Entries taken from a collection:
• • •

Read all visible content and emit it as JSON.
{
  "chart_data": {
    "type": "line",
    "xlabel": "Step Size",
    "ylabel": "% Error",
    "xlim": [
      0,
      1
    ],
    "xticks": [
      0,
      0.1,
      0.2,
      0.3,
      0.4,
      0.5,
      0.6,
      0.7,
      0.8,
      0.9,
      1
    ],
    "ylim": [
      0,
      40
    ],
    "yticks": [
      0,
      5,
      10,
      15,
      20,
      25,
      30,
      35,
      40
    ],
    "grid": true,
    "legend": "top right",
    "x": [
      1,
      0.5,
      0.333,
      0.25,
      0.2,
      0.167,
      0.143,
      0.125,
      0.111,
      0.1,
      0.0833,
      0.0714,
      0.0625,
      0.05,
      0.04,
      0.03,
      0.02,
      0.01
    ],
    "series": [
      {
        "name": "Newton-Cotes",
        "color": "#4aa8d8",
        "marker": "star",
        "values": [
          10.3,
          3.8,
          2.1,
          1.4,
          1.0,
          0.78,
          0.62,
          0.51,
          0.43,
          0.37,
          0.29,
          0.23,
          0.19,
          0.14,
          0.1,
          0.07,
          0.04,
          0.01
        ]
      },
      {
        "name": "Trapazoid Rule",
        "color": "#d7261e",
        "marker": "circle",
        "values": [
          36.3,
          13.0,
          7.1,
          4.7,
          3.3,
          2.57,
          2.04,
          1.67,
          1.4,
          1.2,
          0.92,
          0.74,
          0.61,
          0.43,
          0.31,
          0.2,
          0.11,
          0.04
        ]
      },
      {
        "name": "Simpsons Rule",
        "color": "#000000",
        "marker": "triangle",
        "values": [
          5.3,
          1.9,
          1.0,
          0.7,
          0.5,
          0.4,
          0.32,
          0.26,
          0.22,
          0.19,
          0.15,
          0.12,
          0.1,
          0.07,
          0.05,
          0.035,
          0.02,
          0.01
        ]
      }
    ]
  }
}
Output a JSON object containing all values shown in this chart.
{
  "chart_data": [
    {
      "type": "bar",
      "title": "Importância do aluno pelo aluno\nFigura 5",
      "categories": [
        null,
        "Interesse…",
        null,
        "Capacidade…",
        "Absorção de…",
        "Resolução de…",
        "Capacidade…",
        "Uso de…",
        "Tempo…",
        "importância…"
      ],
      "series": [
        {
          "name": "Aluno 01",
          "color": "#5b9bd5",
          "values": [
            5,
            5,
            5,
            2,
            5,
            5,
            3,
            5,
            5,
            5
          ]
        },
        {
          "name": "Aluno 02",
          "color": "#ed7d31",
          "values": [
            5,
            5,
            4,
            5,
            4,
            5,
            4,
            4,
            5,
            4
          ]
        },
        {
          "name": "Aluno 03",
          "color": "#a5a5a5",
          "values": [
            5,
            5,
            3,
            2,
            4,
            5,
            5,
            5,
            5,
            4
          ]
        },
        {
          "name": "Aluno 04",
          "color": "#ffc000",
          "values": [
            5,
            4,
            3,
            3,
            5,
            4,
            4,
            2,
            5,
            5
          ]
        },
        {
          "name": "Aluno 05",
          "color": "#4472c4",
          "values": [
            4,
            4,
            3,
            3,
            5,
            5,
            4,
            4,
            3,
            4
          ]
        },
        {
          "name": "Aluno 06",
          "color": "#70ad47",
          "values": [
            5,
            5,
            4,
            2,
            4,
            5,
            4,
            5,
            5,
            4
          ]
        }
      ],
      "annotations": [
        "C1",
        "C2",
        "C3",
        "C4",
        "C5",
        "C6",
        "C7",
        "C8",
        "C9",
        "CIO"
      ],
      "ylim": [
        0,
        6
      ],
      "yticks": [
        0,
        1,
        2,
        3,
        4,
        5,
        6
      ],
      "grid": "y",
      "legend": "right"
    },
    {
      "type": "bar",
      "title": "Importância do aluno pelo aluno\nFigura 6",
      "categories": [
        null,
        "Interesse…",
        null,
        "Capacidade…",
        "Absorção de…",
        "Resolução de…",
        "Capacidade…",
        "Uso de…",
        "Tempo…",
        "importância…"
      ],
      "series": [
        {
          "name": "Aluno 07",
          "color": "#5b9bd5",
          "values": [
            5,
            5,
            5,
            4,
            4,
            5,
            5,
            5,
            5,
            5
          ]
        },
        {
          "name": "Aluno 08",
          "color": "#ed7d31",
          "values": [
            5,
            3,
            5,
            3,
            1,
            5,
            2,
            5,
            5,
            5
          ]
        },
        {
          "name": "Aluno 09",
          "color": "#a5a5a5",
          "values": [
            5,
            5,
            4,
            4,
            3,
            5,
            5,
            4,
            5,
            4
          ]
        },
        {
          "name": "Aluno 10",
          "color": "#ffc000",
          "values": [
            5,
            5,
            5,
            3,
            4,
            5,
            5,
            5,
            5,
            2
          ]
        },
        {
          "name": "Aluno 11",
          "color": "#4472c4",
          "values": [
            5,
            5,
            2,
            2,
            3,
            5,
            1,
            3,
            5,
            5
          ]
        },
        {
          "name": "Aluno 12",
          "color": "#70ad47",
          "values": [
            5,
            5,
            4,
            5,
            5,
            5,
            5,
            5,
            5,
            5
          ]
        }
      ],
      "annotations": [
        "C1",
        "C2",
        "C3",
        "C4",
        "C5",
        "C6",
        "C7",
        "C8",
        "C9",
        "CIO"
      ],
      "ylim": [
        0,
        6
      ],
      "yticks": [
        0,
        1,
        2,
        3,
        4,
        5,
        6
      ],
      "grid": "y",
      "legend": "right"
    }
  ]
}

• • •

What you will do —
Copy each record from above exactly, and include every line.

Result of this exercise —
Read all visible content and emit it as JSON.
{
  "chart_data": {
    "type": "line",
    "xlabel": "Step Size",
    "ylabel": "% Error",
    "xlim": [
      0,
      1
    ],
    "xticks": [
      0,
      0.1,
      0.2,
      0.3,
      0.4,
      0.5,
      0.6,
      0.7,
      0.8,
      0.9,
      1
    ],
    "ylim": [
      0,
      40
    ],
    "yticks": [
      0,
      5,
      10,
      15,
      20,
      25,
      30,
      35,
      40
    ],
    "grid": true,
    "legend": "top right",
    "x": [
      1,
      0.5,
      0.333,
      0.25,
      0.2,
      0.167,
      0.143,
      0.125,
      0.111,
      0.1,
      0.0833,
      0.0714,
      0.0625,
      0.05,
      0.04,
      0.03,
      0.02,
      0.01
    ],
    "series": [
      {
        "name": "Newton-Cotes",
        "color": "#4aa8d8",
        "marker": "star",
        "values": [
          10.3,
          3.8,
          2.1,
          1.4,
          1.0,
          0.78,
          0.62,
          0.51,
          0.43,
          0.37,
          0.29,
          0.23,
          0.19,
          0.14,
          0.1,
          0.07,
          0.04,
          0.01
        ]
      },
      {
        "name": "Trapazoid Rule",
        "color": "#d7261e",
        "marker": "circle",
        "values": [
          36.3,
          13.0,
          7.1,
          4.7,
          3.3,
          2.57,
          2.04,
          1.67,
          1.4,
          1.2,
          0.92,
          0.74,
          0.61,
          0.43,
          0.31,
          0.2,
          0.11,
          0.04
        ]
      },
      {
        "name": "Simpsons Rule",
        "color": "#000000",
        "marker": "triangle",
        "values": [
          5.3,
          1.9,
          1.0,
          0.7,
          0.5,
          0.4,
          0.32,
          0.26,
          0.22,
          0.19,
          0.15,
          0.12,
          0.1,
          0.07,
          0.05,
          0.035,
          0.02,
          0.01
        ]
      }
    ]
  }
}
Output a JSON object containing all values shown in this chart.
{
  "chart_data": [
    {
      "type": "bar",
      "title": "Importância do aluno pelo aluno\nFigura 5",
      "categories": [
        null,
        "Interesse…",
        null,
        "Capacidade…",
        "Absorção de…",
        "Resolução de…",
        "Capacidade…",
        "Uso de…",
        "Tempo…",
        "importância…"
      ],
      "series": [
        {
          "name": "Aluno 01",
          "color": "#5b9bd5",
          "values": [
            5,
            5,
            5,
            2,
            5,
            5,
            3,
            5,
            5,
            5
          ]
        },
        {
          "name": "Aluno 02",
          "color": "#ed7d31",
          "values": [
            5,
            5,
            4,
            5,
            4,
            5,
            4,
            4,
            5,
            4
          ]
        },
        {
          "name": "Aluno 03",
          "color": "#a5a5a5",
          "values": [
            5,
            5,
            3,
            2,
            4,
            5,
            5,
            5,
            5,
            4
          ]
        },
        {
          "name": "Aluno 04",
          "color": "#ffc000",
          "values": [
            5,
            4,
            3,
            3,
            5,
            4,
            4,
            2,
            5,
            5
          ]
        },
        {
          "name": "Aluno 05",
          "color": "#4472c4",
          "values": [
            4,
            4,
            3,
            3,
            5,
            5,
            4,
            4,
            3,
            4
          ]
        },
        {
          "name": "Aluno 06",
          "color": "#70ad47",
          "values": [
            5,
            5,
            4,
            2,
            4,
            5,
            4,
            5,
            5,
            4
          ]
        }
      ],
      "annotations": [
        "C1",
        "C2",
        "C3",
        "C4",
        "C5",
        "C6",
        "C7",
        "C8",
        "C9",
        "CIO"
      ],
      "ylim": [
        0,
        6
      ],
      "yticks": [
        0,
        1,
        2,
        3,
        4,
        5,
        6
      ],
      "grid": "y",
      "legend": "right"
    },
    {
      "type": "bar",
      "title": "Importância do aluno pelo aluno\nFigura 6",
      "categories": [
        null,
        "Interesse…",
        null,
        "Capacidade…",
        "Absorção de…",
        "Resolução de…",
        "Capacidade…",
        "Uso de…",
        "Tempo…",
        "importância…"
      ],
      "series": [
        {
          "name": "Aluno 07",
          "color": "#5b9bd5",
          "values": [
            5,
            5,
            5,
            4,
            4,
            5,
            5,
            5,
            5,
            5
          ]
        },
        {
          "name": "Aluno 08",
          "color": "#ed7d31",
          "values": [
            5,
            3,
            5,
            3,
            1,
            5,
            2,
            5,
            5,
            5
          ]
        },
        {
          "name": "Aluno 09",
          "color": "#a5a5a5",
          "values": [
            5,
            5,
            4,
            4,
            3,
            5,
            5,
            4,
            5,
            4
          ]
        },
        {
          "name": "Aluno 10",
          "color": "#ffc000",
          "values": [
            5,
            5,
            5,
            3,
            4,
            5,
            5,
            5,
            5,
            2
          ]
        },
        {
          "name": "Aluno 11",
          "color": "#4472c4",
          "values": [
            5,
            5,
            2,
            2,
            3,
            5,
            1,
            3,
            5,
            5
          ]
        },
        {
          "name": "Aluno 12",
          "color": "#70ad47",
          "values": [
            5,
            5,
            4,
            5,
            5,
            5,
            5,
            5,
            5,
            5
          ]
        }
      ],
      "annotations": [
        "C1",
        "C2",
        "C3",
        "C4",
        "C5",
        "C6",
        "C7",
        "C8",
        "C9",
        "CIO"
      ],
      "ylim": [
        0,
        6
      ],
      "yticks": [
        0,
        1,
        2,
        3,
        4,
        5,
        6
      ],
      "grid": "y",
      "legend": "right"
    }
  ]
}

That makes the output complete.